AIM OF THE TASK - Retype the full set of records. Keep every character identical.

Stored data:
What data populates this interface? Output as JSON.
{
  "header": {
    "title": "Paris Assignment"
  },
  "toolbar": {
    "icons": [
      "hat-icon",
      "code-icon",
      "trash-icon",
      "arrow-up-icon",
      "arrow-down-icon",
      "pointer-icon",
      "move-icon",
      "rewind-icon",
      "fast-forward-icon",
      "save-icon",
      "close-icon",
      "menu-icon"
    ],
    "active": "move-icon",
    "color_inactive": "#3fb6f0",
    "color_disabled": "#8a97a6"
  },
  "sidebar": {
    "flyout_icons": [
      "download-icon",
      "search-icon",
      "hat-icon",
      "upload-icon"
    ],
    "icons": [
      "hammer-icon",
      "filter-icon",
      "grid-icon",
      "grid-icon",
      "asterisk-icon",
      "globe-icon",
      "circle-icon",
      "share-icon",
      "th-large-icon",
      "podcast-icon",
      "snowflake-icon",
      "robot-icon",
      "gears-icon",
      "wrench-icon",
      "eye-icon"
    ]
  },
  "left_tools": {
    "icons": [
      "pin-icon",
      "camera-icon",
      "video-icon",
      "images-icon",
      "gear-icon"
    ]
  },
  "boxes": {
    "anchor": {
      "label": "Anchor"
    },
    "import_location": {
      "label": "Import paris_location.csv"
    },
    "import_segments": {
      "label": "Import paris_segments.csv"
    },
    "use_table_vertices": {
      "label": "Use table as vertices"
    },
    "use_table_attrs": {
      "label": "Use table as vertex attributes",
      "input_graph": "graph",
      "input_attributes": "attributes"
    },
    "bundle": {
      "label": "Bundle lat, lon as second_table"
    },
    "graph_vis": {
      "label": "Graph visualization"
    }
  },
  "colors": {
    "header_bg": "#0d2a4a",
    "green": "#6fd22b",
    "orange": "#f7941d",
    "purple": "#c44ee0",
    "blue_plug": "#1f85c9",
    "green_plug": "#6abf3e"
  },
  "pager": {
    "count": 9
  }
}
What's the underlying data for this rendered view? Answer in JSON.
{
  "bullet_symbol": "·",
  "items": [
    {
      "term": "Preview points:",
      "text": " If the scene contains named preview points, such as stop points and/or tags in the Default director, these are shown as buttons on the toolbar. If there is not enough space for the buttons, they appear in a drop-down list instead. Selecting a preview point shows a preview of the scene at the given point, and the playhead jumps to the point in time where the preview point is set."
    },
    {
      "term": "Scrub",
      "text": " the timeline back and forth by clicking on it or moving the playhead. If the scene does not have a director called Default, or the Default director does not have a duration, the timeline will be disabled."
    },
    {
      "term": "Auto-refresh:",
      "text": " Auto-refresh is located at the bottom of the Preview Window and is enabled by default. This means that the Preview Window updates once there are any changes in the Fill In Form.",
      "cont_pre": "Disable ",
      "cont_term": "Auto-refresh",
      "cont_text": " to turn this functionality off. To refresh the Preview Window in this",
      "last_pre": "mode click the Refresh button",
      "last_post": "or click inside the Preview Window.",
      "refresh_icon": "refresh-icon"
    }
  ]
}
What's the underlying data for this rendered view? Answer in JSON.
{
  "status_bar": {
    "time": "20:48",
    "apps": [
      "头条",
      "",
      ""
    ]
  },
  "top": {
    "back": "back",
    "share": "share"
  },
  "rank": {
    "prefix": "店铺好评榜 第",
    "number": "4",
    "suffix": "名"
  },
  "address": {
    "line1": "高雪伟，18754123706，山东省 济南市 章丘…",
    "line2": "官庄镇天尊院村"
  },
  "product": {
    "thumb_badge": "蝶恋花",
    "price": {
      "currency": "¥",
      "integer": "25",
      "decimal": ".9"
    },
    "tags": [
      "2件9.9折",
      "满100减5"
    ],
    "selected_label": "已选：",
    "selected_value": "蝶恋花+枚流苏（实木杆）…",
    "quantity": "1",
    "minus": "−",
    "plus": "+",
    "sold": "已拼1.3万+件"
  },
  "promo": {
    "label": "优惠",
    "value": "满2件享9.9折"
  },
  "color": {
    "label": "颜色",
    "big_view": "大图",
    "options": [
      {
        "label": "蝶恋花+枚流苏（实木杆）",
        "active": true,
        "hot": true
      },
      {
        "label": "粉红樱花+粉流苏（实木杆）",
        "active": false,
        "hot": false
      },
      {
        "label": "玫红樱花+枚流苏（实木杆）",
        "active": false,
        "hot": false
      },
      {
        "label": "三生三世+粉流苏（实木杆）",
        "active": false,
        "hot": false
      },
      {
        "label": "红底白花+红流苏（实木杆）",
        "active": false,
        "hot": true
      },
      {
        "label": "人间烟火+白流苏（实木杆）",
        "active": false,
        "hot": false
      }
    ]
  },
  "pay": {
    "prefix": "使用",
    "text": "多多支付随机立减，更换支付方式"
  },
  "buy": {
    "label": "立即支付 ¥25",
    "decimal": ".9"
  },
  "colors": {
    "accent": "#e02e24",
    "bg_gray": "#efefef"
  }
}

EXERCISE OUTPUT -
What data populates this interface? Output as JSON.
{
  "header": {
    "title": "Paris Assignment"
  },
  "toolbar": {
    "icons": [
      "hat-icon",
      "code-icon",
      "trash-icon",
      "arrow-up-icon",
      "arrow-down-icon",
      "pointer-icon",
      "move-icon",
      "rewind-icon",
      "fast-forward-icon",
      "save-icon",
      "close-icon",
      "menu-icon"
    ],
    "active": "move-icon",
    "color_inactive": "#3fb6f0",
    "color_disabled": "#8a97a6"
  },
  "sidebar": {
    "flyout_icons": [
      "download-icon",
      "search-icon",
      "hat-icon",
      "upload-icon"
    ],
    "icons": [
      "hammer-icon",
      "filter-icon",
      "grid-icon",
      "grid-icon",
      "asterisk-icon",
      "globe-icon",
      "circle-icon",
      "share-icon",
      "th-large-icon",
      "podcast-icon",
      "snowflake-icon",
      "robot-icon",
      "gears-icon",
      "wrench-icon",
      "eye-icon"
    ]
  },
  "left_tools": {
    "icons": [
      "pin-icon",
      "camera-icon",
      "video-icon",
      "images-icon",
      "gear-icon"
    ]
  },
  "boxes": {
    "anchor": {
      "label": "Anchor"
    },
    "import_location": {
      "label": "Import paris_location.csv"
    },
    "import_segments": {
      "label": "Import paris_segments.csv"
    },
    "use_table_vertices": {
      "label": "Use table as vertices"
    },
    "use_table_attrs": {
      "label": "Use table as vertex attributes",
      "input_graph": "graph",
      "input_attributes": "attributes"
    },
    "bundle": {
      "label": "Bundle lat, lon as second_table"
    },
    "graph_vis": {
      "label": "Graph visualization"
    }
  },
  "colors": {
    "header_bg": "#0d2a4a",
    "green": "#6fd22b",
    "orange": "#f7941d",
    "purple": "#c44ee0",
    "blue_plug": "#1f85c9",
    "green_plug": "#6abf3e"
  },
  "pager": {
    "count": 9
  }
}
What's the underlying data for this rendered view? Answer in JSON.
{
  "bullet_symbol": "·",
  "items": [
    {
      "term": "Preview points:",
      "text": " If the scene contains named preview points, such as stop points and/or tags in the Default director, these are shown as buttons on the toolbar. If there is not enough space for the buttons, they appear in a drop-down list instead. Selecting a preview point shows a preview of the scene at the given point, and the playhead jumps to the point in time where the preview point is set."
    },
    {
      "term": "Scrub",
      "text": " the timeline back and forth by clicking on it or moving the playhead. If the scene does not have a director called Default, or the Default director does not have a duration, the timeline will be disabled."
    },
    {
      "term": "Auto-refresh:",
      "text": " Auto-refresh is located at the bottom of the Preview Window and is enabled by default. This means that the Preview Window updates once there are any changes in the Fill In Form.",
      "cont_pre": "Disable ",
      "cont_term": "Auto-refresh",
      "cont_text": " to turn this functionality off. To refresh the Preview Window in this",
      "last_pre": "mode click the Refresh button",
      "last_post": "or click inside the Preview Window.",
      "refresh_icon": "refresh-icon"
    }
  ]
}
What's the underlying data for this rendered view? Answer in JSON.
{
  "status_bar": {
    "time": "20:48",
    "apps": [
      "头条",
      "",
      ""
    ]
  },
  "top": {
    "back": "back",
    "share": "share"
  },
  "rank": {
    "prefix": "店铺好评榜 第",
    "number": "4",
    "suffix": "名"
  },
  "address": {
    "line1": "高雪伟，18754123706，山东省 济南市 章丘…",
    "line2": "官庄镇天尊院村"
  },
  "product": {
    "thumb_badge": "蝶恋花",
    "price": {
      "currency": "¥",
      "integer": "25",
      "decimal": ".9"
    },
    "tags": [
      "2件9.9折",
      "满100减5"
    ],
    "selected_label": "已选：",
    "selected_value": "蝶恋花+枚流苏（实木杆）…",
    "quantity": "1",
    "minus": "−",
    "plus": "+",
    "sold": "已拼1.3万+件"
  },
  "promo": {
    "label": "优惠",
    "value": "满2件享9.9折"
  },
  "color": {
    "label": "颜色",
    "big_view": "大图",
    "options": [
      {
        "label": "蝶恋花+枚流苏（实木杆）",
        "active": true,
        "hot": true
      },
      {
        "label": "粉红樱花+粉流苏（实木杆）",
        "active": false,
        "hot": false
      },
      {
        "label": "玫红樱花+枚流苏（实木杆）",
        "active": false,
        "hot": false
      },
      {
        "label": "三生三世+粉流苏（实木杆）",
        "active": false,
        "hot": false
      },
      {
        "label": "红底白花+红流苏（实木杆）",
        "active": false,
        "hot": true
      },
      {
        "label": "人间烟火+白流苏（实木杆）",
        "active": false,
        "hot": false
      }
    ]
  },
  "pay": {
    "prefix": "使用",
    "text": "多多支付随机立减，更换支付方式"
  },
  "buy": {
    "label": "立即支付 ¥25",
    "decimal": ".9"
  },
  "colors": {
    "accent": "#e02e24",
    "bg_gray": "#efefef"
  }
}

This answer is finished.